STORED DATA:
================================

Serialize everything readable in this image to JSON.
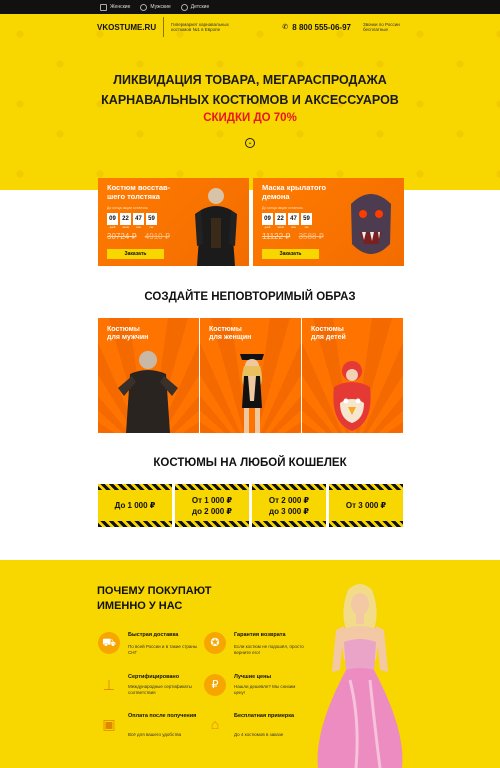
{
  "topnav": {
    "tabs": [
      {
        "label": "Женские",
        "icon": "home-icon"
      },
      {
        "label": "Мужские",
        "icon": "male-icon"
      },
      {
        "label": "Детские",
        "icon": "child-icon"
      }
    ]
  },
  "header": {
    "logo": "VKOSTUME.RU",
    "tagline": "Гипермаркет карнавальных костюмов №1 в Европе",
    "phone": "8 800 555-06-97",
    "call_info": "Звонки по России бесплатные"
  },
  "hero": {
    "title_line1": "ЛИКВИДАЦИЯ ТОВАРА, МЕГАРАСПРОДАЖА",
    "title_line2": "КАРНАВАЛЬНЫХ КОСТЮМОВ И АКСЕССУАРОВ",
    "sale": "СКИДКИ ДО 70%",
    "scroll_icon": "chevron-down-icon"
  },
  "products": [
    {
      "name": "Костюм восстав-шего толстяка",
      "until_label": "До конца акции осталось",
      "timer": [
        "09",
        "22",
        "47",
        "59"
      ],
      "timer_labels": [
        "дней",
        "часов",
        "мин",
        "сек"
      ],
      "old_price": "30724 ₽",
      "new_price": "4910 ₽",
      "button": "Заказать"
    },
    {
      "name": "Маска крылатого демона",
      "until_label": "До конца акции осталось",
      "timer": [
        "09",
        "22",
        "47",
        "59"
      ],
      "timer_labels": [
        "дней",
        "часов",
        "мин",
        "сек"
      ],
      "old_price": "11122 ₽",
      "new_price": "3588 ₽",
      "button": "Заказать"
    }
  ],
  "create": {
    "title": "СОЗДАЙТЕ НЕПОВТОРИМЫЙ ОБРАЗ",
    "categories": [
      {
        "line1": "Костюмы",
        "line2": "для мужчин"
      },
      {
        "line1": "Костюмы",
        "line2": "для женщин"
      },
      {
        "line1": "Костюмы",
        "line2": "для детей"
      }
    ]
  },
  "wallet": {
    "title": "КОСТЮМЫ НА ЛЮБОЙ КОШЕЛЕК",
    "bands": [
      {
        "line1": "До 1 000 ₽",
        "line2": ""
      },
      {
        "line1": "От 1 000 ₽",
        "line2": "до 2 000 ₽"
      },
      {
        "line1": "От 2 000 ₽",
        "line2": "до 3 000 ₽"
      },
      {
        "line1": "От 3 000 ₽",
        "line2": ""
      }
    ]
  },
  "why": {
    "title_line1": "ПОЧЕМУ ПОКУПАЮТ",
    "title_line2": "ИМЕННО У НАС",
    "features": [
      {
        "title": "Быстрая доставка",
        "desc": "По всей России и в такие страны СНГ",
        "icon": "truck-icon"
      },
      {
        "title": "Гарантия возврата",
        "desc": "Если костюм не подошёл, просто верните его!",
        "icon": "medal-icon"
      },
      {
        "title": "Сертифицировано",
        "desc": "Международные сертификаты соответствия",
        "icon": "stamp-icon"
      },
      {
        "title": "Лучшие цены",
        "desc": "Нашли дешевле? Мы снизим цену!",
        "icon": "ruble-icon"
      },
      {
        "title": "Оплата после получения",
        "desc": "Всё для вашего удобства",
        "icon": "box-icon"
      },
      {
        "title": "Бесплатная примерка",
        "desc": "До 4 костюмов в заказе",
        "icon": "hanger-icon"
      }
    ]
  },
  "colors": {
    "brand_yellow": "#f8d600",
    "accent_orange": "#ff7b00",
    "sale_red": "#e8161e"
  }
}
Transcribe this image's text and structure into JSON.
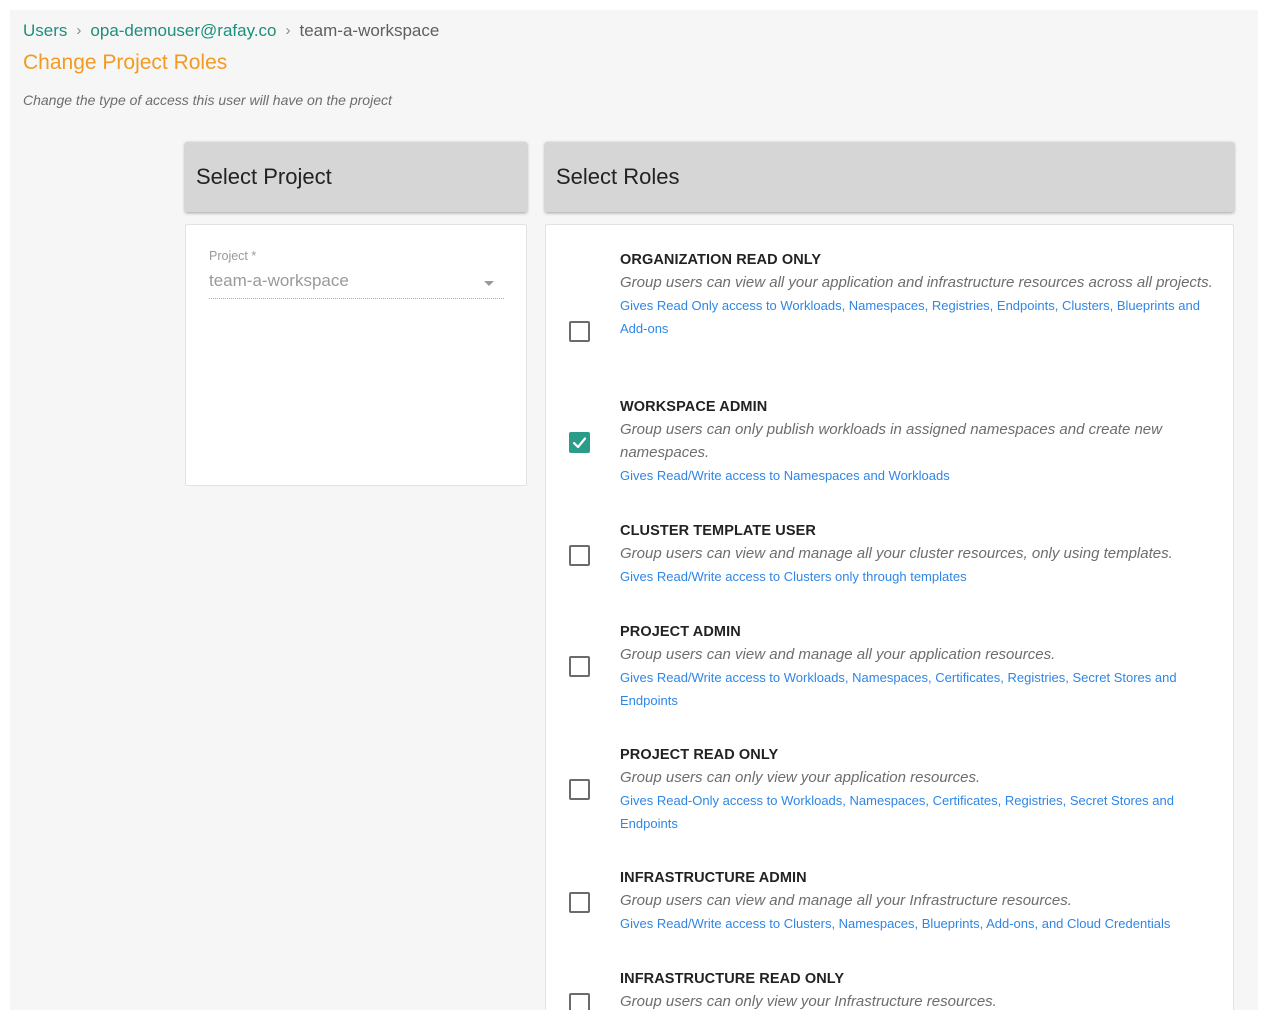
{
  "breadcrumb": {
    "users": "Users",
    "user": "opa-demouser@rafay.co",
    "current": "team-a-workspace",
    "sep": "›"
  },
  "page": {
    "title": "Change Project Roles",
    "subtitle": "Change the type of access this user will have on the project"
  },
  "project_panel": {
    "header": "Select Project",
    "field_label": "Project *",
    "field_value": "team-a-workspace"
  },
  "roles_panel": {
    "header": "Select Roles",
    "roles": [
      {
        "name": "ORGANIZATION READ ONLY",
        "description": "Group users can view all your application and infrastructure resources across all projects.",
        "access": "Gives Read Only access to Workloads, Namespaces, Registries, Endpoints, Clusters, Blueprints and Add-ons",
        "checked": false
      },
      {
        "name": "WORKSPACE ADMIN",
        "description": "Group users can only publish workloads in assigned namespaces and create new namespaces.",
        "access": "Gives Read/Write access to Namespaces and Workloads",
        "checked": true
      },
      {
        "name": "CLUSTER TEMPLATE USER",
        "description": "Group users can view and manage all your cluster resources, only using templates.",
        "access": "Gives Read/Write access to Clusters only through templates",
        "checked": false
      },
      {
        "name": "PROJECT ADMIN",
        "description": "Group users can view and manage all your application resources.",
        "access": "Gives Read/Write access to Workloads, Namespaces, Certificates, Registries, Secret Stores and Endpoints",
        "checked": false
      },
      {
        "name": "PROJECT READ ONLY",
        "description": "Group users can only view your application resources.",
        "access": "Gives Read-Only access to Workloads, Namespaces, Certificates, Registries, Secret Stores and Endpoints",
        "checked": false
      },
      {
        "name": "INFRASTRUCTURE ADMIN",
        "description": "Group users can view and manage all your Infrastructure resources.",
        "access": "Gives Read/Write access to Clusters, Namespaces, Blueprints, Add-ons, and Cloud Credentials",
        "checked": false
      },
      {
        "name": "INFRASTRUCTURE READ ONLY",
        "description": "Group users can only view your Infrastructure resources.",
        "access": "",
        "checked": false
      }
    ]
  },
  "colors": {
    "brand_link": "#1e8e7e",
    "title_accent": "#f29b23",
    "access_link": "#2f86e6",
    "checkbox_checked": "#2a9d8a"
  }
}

================================

EXERCISE OBJECTIVE:
Looking at the records above, say how many lines hold the string "image". Write nothing but the number.

TASK ANSWER:
2